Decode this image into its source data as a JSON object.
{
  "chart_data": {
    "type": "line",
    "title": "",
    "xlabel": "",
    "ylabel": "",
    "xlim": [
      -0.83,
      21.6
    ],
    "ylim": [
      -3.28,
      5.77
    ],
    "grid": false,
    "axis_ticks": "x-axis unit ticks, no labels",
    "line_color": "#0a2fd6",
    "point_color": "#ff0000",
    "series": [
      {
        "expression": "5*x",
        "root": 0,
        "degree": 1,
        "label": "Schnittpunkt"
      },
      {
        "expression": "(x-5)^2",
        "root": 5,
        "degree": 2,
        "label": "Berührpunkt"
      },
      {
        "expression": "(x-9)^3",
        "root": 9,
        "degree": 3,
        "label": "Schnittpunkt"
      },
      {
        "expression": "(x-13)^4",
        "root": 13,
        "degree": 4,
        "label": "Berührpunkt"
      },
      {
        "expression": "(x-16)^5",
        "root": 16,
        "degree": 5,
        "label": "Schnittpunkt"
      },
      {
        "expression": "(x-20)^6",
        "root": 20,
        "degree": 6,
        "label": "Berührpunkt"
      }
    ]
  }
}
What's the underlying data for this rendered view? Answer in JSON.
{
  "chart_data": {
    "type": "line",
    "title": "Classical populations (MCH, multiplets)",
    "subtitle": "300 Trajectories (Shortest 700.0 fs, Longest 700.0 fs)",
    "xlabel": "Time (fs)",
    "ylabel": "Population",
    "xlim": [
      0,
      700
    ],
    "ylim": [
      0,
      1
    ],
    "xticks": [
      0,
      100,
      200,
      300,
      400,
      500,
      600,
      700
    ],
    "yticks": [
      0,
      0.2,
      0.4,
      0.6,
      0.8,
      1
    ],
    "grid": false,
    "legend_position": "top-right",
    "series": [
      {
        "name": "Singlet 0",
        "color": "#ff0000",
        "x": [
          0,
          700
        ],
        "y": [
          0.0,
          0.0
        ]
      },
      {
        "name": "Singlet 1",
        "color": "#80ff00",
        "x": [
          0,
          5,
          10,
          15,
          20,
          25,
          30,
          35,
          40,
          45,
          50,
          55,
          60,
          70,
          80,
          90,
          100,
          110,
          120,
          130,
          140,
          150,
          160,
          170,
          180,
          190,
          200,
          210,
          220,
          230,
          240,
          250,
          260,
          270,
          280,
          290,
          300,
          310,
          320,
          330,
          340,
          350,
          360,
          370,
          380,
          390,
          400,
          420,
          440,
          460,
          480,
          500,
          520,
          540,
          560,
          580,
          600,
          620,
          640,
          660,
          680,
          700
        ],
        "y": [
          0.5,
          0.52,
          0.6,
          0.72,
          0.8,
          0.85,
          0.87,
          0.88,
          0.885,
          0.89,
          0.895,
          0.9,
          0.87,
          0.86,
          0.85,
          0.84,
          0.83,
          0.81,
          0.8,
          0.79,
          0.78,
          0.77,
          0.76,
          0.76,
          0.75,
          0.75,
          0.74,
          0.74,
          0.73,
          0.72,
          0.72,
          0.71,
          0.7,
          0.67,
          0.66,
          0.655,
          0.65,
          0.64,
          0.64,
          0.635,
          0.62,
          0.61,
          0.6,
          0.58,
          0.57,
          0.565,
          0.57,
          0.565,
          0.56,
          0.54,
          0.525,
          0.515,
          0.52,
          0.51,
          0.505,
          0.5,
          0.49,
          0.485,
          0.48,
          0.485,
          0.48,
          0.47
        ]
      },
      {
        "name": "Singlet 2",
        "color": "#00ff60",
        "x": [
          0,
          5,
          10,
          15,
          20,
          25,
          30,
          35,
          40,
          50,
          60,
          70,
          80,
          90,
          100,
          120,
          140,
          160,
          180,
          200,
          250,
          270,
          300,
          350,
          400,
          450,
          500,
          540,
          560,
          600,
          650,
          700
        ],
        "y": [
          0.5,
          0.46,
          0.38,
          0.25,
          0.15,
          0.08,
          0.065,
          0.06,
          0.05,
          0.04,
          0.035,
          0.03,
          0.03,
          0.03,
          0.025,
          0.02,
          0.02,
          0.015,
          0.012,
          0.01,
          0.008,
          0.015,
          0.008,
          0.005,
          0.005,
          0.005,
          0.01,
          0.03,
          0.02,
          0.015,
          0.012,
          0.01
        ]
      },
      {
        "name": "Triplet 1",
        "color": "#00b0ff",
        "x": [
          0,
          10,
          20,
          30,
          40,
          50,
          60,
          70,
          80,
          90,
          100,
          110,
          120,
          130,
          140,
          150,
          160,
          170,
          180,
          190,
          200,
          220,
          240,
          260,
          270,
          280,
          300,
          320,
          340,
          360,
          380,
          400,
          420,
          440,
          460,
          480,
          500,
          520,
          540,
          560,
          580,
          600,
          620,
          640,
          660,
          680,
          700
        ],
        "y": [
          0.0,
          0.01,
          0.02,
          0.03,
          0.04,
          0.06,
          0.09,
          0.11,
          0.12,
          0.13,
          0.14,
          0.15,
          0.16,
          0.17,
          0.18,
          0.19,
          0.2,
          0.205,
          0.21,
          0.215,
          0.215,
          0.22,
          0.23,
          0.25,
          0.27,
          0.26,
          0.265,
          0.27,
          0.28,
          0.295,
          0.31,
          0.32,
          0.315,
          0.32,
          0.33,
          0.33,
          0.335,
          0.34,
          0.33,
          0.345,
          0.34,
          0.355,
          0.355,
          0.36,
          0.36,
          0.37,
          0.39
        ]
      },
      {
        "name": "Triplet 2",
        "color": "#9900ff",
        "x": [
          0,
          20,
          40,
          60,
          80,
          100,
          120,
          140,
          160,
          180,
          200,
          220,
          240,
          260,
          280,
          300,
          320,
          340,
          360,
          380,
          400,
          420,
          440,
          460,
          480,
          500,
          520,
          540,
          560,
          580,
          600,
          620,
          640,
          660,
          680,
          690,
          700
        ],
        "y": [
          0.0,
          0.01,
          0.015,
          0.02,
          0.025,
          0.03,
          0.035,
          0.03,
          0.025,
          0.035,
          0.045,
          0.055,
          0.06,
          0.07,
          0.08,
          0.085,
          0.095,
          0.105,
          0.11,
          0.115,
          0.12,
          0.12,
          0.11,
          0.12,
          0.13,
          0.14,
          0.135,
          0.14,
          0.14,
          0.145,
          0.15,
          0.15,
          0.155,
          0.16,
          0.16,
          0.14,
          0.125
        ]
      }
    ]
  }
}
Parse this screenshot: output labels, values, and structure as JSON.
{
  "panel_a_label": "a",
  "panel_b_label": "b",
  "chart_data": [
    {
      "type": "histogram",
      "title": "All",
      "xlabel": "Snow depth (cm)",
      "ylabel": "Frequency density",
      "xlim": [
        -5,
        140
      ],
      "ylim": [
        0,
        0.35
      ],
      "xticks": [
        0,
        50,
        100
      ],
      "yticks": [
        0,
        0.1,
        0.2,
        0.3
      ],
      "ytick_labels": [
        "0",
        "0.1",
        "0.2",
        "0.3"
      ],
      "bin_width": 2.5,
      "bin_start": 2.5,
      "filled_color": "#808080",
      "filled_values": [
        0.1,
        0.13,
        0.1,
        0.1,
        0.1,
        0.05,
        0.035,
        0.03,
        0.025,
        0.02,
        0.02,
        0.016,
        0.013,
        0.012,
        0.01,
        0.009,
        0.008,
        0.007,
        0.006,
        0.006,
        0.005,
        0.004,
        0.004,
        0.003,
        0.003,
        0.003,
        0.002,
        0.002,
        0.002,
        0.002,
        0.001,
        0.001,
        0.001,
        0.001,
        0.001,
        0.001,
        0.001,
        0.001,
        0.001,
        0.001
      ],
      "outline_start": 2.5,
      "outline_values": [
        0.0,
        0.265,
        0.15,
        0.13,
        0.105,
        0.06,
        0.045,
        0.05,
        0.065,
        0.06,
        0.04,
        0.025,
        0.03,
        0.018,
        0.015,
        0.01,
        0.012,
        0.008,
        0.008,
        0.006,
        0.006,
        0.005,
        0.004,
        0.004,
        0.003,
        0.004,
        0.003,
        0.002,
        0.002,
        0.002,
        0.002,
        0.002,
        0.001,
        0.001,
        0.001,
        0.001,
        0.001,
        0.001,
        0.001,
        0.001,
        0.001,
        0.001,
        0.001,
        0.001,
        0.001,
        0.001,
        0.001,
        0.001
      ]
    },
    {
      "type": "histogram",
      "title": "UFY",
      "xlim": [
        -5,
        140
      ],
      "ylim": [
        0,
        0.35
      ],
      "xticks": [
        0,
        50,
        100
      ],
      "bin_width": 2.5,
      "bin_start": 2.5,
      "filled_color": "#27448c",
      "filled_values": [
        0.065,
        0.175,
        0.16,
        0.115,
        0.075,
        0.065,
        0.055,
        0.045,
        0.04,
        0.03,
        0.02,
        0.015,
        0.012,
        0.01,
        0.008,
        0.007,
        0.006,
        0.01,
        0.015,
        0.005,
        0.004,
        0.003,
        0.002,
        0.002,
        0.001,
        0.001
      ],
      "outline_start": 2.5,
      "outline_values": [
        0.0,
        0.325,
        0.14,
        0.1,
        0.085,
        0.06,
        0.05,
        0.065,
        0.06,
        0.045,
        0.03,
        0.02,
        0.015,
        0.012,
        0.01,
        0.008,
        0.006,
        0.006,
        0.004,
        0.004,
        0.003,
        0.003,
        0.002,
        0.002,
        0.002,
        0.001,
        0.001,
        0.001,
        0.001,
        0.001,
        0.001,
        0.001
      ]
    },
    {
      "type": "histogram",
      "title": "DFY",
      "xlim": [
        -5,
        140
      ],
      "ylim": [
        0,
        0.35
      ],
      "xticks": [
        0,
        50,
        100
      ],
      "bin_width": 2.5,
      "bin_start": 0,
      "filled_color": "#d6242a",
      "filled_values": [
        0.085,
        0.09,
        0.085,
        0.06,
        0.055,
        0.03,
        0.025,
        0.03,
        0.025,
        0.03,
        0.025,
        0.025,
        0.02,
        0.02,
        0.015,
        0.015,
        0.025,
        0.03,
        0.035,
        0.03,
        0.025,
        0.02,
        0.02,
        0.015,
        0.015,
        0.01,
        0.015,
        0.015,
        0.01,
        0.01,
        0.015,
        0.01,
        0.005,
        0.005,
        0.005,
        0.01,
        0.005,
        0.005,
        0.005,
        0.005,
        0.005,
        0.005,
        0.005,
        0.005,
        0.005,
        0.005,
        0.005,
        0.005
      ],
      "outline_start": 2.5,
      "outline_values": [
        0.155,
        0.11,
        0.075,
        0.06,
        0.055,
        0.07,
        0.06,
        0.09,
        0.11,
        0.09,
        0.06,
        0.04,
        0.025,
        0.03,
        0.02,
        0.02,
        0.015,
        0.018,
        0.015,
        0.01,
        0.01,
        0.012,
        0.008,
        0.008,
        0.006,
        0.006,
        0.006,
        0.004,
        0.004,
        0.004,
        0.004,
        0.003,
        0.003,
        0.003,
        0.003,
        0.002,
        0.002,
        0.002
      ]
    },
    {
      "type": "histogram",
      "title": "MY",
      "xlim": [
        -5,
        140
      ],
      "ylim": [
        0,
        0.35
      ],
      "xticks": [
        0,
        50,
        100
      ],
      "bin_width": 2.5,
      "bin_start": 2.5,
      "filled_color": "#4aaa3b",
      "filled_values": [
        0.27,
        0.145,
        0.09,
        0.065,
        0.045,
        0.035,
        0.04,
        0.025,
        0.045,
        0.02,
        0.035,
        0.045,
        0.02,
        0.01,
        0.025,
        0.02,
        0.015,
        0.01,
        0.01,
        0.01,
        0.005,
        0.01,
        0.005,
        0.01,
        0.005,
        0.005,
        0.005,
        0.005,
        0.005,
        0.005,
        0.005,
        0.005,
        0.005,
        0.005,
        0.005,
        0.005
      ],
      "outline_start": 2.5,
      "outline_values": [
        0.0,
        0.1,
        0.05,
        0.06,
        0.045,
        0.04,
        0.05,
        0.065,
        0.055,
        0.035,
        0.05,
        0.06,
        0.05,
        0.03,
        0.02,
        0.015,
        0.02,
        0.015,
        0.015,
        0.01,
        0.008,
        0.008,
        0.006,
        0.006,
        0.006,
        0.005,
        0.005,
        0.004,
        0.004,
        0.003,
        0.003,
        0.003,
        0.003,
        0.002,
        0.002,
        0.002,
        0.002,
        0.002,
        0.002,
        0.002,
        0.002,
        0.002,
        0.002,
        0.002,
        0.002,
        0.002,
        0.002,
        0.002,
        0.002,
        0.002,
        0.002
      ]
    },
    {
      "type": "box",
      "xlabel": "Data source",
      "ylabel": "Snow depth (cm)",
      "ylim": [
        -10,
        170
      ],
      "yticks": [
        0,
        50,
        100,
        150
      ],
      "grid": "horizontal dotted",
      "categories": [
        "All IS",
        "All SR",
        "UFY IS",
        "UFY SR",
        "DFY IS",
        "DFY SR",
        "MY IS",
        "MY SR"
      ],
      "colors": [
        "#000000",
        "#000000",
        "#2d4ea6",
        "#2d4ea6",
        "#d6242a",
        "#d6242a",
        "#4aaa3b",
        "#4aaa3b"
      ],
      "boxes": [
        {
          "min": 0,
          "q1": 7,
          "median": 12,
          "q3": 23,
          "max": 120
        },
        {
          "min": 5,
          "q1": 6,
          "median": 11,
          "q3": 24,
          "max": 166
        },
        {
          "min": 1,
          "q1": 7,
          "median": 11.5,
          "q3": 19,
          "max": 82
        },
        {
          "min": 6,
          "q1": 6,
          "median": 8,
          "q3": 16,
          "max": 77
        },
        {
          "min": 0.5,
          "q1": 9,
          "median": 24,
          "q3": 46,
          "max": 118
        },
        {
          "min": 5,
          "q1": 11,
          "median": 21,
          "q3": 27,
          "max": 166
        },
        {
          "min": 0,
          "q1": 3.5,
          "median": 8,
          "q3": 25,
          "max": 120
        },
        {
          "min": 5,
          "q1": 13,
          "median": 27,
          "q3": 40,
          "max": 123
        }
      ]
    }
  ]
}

++++++++++

▶ **REQUIREMENT**: In the entries above, find every line with the word "Snow" and list it.

▶ **FINAL ANSWER**:
      "xlabel": "Snow depth (cm)",
      "ylabel": "Snow depth (cm)",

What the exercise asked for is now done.